DOCUMENT SEGMENT:
----------
I had so many problems putting up all the garden pics yesterday it made me a day late with my A-Z programme. I am so inept at doing all those things. I think perhaps when she has time I will have to have kakka give me some tuition on how to manage the blog properly. I guess it's a problem as I didn't even begin to use a computer until in my 70s so still just feeling my way.
H is for HUSBAND, HOME AND HAPPINESS
(husband: n. a married man, esp. when considered in relation to his wife)
(home: n. the place where one's domestic affections are centres)
(happiness: n. contentedness, delight, enjoyment, satisfaction)
As you know my first marriage failed quite miserably but my second marriage has proved the old adage that the second time around is best. The first one lasted 13 years and produced two wonderful children but this second one, although unfortunately childless, has now lasted for going on 46 years. Yes, there have been ups and downs a few times as there is with most marriages but it has never stayed down for long and is these days very stable.
We have been living in our home in Hamilton Hill since May, 1974 so nearly 39 years now. Compared to the houses being built today ours would be called a simple cottage as we have no family room, theatre room or alfresco dining area as such. We are content with our little house although it could do with some TLC to brighten it up a wee bit. So could we probably. We don't need lots of space as we seldom entertain (I just can't cope with that these days). I have my workroom/storage room here where I spend too much time on my computer and our living room is comfortable where MOH can sit and enjoy his books and classical music. We watch TV together each evening for a couple of hours usually in company with our cat.
Happiness is low key these days and that is how we like it. No more highs or lows but just constant companionship. My hubby is my carer in more ways than one. He does the weekly shopping, hangs out the washing and brings it in for me to fold and put away, does as much as he can in the garden now I am unable to. If I have appointments he drives me and patiently waits for me till it's time to go home. (I do keep my driving licence current just in case, but I don't drive these days because I feel my arthritis would possibly prevent me from acting quickly enough should there be an emergency). What would I do without him? I simply cannot answer that question and hope I don't have to.
All in all I feel content with my husband who I love so very much, my little home in the west and my life in general. I am disappointed I can't get out more and do the things I once did but I am still here so no real complaints. I always remember the saying "I cried because I had no shoes until I saw a man who had no feet". I have two legs, arms, eyes etc. They may not work as they once did but.....what do I have to grizzle about? Nothing really.
----------
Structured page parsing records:
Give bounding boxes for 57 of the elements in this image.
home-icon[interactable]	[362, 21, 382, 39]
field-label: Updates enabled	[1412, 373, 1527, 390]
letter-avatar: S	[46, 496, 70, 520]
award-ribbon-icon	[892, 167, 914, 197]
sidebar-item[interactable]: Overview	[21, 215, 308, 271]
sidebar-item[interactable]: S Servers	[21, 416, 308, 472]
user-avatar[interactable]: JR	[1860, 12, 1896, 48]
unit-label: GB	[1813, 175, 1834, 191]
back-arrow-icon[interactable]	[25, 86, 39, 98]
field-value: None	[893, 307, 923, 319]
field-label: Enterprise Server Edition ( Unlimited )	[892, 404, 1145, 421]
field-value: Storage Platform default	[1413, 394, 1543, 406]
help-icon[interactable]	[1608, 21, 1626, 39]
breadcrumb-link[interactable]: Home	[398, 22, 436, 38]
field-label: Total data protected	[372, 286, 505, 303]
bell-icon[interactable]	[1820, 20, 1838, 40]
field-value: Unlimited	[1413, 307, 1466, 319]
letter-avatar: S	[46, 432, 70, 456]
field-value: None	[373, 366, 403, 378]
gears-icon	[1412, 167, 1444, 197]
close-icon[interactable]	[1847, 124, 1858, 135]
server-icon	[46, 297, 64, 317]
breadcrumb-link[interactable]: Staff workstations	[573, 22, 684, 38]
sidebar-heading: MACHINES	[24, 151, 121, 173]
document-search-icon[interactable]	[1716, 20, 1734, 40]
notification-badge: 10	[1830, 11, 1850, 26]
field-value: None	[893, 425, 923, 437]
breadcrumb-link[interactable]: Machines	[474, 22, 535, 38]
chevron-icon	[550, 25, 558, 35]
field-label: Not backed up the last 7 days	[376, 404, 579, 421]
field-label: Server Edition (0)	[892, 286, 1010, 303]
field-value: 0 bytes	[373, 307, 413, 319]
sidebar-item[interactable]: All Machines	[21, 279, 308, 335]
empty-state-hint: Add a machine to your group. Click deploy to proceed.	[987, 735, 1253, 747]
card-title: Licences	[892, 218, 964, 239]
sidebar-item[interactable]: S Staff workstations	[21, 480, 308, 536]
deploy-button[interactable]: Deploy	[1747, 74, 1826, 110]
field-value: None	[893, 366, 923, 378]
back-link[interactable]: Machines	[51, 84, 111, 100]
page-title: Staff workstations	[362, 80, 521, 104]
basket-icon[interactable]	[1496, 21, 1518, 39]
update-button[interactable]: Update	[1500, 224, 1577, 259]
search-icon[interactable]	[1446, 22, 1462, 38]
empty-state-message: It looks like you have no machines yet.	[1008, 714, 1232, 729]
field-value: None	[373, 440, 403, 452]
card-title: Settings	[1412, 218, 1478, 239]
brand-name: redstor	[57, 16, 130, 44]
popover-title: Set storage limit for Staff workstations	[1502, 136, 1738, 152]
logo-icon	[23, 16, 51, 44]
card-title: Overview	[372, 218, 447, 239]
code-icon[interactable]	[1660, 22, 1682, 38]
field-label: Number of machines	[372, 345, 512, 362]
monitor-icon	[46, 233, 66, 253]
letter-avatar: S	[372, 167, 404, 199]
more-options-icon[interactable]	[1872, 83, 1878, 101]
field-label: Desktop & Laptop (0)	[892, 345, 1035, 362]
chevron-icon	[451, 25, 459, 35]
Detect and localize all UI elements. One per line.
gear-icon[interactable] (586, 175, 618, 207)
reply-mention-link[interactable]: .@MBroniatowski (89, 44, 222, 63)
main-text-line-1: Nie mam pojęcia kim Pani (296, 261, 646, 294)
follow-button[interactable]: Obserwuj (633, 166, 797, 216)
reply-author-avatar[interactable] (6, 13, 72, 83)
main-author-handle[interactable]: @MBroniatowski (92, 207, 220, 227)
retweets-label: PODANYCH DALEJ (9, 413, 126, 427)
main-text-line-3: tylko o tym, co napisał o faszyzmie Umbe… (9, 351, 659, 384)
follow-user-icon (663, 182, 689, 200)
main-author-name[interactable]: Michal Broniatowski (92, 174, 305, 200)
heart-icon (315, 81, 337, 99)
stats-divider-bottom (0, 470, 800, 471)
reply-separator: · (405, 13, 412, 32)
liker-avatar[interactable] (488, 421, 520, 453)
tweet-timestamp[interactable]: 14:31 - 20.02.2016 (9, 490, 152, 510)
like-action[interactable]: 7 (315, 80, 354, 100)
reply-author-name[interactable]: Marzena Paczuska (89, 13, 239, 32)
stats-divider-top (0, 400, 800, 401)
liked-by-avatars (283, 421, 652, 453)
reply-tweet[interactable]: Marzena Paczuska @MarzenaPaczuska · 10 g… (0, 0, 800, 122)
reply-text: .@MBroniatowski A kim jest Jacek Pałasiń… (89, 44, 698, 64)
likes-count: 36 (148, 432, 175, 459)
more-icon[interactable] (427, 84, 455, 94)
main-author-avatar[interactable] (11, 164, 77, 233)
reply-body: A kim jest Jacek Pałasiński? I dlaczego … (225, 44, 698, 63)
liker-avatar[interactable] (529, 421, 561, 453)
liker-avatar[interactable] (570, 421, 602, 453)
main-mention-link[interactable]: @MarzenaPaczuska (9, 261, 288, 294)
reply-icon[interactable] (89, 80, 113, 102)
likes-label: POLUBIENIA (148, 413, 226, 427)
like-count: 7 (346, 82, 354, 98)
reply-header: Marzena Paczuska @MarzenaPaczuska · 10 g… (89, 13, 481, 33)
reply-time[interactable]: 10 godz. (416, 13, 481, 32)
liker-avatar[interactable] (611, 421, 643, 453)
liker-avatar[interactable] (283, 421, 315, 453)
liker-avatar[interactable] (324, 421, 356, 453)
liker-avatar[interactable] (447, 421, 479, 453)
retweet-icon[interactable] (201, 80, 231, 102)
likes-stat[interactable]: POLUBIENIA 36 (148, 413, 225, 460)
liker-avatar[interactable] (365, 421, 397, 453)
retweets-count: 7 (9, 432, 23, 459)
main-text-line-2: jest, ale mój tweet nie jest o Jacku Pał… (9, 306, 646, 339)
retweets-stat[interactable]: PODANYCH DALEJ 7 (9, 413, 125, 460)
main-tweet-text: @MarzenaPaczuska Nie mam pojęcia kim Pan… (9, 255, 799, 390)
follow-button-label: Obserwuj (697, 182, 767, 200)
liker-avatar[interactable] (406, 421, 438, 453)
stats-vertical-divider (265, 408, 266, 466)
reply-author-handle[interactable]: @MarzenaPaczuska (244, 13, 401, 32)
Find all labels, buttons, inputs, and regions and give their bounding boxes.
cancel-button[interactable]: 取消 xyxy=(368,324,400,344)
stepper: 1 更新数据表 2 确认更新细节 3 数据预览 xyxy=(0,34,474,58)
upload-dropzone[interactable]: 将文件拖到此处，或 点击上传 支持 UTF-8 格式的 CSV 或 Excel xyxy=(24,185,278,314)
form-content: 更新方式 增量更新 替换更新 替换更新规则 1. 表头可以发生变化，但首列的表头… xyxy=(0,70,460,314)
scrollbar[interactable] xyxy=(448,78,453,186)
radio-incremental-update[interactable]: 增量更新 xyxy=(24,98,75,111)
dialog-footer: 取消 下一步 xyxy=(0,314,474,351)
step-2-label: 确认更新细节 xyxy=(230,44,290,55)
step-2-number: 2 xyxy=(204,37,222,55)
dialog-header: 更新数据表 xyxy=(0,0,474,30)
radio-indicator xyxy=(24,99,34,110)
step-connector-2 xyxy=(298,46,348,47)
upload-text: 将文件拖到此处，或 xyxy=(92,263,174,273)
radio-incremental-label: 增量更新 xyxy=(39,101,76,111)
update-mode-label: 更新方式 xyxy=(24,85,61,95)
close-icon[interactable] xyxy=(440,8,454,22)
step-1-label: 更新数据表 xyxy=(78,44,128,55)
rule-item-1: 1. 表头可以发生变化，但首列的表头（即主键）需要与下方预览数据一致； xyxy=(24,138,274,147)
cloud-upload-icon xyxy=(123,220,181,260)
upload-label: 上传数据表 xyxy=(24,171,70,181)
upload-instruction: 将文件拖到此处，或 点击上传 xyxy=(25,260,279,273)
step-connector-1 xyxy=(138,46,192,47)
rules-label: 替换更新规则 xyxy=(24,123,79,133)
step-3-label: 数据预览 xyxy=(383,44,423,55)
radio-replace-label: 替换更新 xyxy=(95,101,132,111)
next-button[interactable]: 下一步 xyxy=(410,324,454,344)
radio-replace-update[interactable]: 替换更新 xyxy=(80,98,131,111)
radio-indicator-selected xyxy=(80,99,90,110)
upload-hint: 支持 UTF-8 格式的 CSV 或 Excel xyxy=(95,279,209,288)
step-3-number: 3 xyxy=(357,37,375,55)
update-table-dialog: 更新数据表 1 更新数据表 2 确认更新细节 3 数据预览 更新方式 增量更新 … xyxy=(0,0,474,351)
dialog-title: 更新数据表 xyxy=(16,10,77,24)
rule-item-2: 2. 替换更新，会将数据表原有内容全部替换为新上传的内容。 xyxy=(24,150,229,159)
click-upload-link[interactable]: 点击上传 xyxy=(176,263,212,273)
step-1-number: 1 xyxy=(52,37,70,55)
----------
DIRECTIONS:
Please copy word for word the post on husband, home and happiness, everything from "All in all I" down to "about? Nothing really.".

ANSWER SPACE:
All in all I feel content with my husband who I love so very much, my little home in the west and my life in general. I am disappointed I can't get out more and do the things I once did but I am still here so no real complaints. I always remember the saying "I cried because I had no shoes until I saw a man who had no feet". I have two legs, arms, eyes etc. They may not work as they once did but.....what do I have to grizzle about? Nothing really.